#### Your goal:
Each line of the listing that contains the word "content" is to be copied.

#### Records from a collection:
● ● ● ● ●
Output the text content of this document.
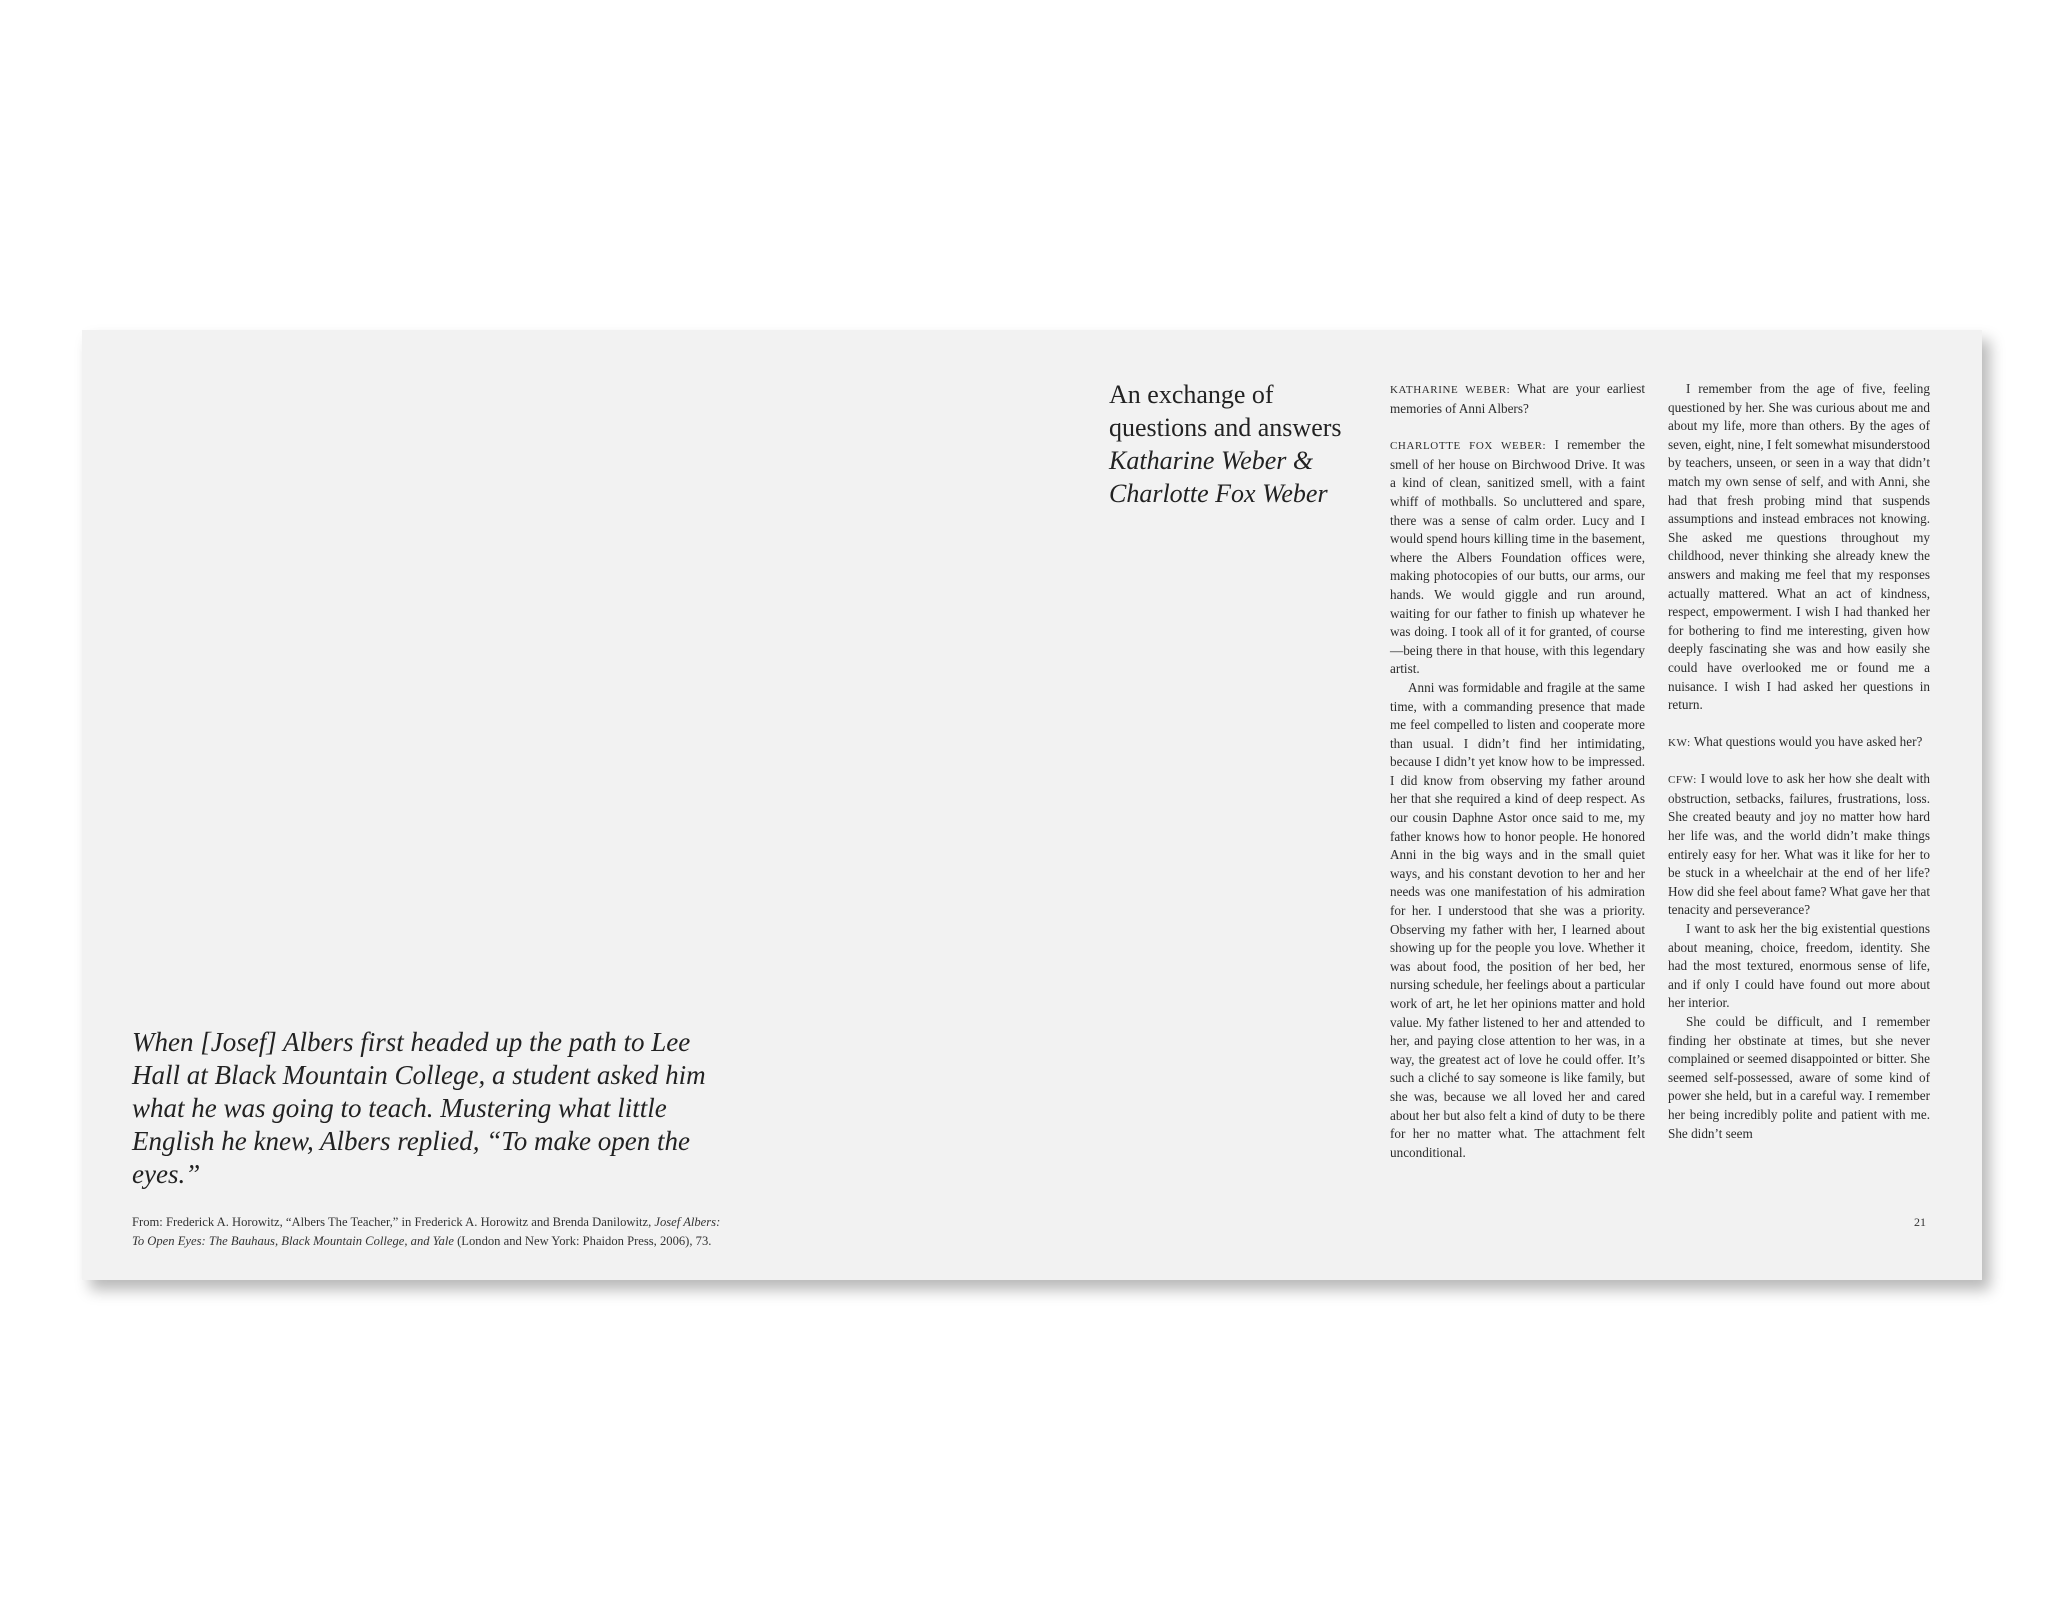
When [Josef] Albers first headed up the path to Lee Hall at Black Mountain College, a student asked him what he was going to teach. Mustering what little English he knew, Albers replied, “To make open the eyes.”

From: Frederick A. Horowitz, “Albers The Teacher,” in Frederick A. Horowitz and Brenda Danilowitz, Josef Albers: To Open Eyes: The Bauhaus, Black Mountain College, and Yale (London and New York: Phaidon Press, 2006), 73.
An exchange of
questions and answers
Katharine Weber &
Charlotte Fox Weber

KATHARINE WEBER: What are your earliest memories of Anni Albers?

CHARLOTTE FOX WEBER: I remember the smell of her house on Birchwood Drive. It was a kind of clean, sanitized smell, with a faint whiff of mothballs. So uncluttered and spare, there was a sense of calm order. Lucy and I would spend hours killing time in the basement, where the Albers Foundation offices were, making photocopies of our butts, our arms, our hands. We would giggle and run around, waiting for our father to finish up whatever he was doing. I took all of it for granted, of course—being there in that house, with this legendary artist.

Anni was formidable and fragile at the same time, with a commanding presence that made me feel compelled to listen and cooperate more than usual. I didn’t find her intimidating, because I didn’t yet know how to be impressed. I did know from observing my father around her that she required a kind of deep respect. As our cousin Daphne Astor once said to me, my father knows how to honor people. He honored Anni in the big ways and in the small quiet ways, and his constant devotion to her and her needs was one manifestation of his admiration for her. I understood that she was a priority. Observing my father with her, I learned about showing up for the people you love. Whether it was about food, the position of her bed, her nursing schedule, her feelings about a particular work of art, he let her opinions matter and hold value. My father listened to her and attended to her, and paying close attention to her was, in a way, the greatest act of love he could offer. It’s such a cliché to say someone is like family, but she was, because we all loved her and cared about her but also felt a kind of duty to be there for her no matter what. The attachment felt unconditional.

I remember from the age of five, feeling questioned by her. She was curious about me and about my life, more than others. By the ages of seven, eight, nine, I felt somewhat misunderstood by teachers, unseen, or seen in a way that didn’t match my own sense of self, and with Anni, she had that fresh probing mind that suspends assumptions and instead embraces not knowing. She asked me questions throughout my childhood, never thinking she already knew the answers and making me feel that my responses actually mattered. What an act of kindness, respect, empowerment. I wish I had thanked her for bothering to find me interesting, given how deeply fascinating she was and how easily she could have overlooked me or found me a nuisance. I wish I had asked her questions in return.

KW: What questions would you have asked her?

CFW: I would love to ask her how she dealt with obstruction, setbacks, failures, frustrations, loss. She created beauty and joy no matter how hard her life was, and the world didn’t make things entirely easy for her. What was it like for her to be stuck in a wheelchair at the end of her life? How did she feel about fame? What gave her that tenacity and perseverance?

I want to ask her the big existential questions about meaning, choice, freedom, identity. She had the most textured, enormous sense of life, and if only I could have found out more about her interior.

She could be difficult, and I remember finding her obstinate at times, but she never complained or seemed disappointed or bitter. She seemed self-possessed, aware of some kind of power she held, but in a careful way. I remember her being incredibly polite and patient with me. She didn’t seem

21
● ● ● ● ●
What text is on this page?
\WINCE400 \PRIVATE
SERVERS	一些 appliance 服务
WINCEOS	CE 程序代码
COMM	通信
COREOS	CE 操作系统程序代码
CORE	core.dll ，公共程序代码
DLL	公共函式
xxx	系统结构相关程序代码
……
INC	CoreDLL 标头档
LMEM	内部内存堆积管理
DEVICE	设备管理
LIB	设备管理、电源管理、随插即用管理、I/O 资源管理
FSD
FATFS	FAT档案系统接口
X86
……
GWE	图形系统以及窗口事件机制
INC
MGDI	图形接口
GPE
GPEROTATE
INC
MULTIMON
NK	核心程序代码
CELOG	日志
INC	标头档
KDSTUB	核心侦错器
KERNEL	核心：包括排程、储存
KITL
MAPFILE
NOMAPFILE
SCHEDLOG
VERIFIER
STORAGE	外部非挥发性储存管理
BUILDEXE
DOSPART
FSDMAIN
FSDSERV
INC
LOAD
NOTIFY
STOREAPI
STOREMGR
● ● ● ● ●
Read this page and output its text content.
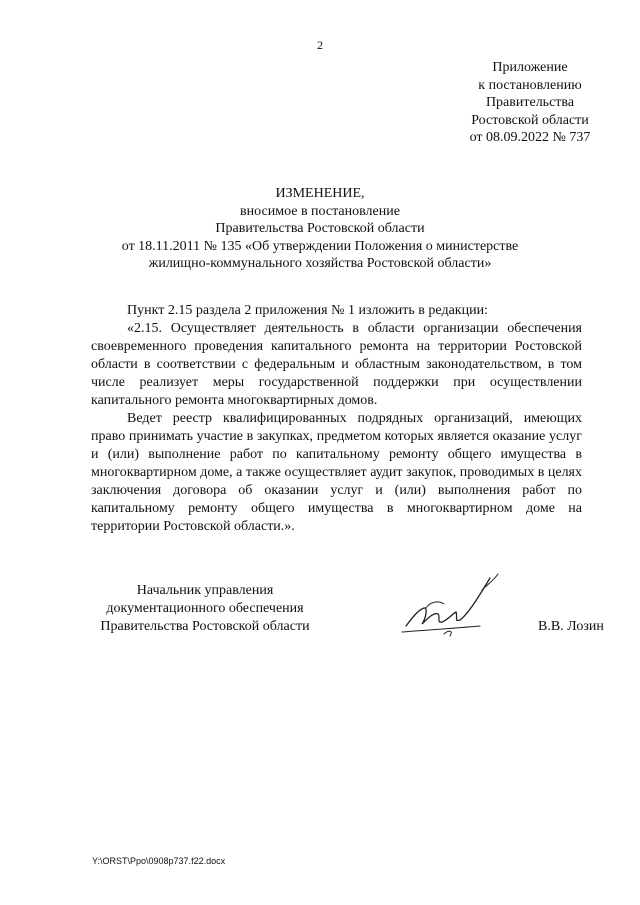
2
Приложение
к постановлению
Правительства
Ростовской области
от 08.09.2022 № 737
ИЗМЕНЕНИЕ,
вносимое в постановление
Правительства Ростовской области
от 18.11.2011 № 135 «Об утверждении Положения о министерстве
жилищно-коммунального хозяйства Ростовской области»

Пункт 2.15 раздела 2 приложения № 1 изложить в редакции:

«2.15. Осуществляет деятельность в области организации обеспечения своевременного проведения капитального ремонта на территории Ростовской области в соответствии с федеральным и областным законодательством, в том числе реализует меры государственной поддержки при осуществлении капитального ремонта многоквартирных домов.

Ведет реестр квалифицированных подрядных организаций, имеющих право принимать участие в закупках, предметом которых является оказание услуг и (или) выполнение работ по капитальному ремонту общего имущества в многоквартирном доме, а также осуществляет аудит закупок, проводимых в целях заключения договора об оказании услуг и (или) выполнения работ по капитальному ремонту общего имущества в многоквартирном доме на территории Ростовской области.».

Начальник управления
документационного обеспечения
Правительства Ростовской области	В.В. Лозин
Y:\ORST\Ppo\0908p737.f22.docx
● ● ● ● ●
#### Written response:
Output the text content of this document.
Read this page and output its text content.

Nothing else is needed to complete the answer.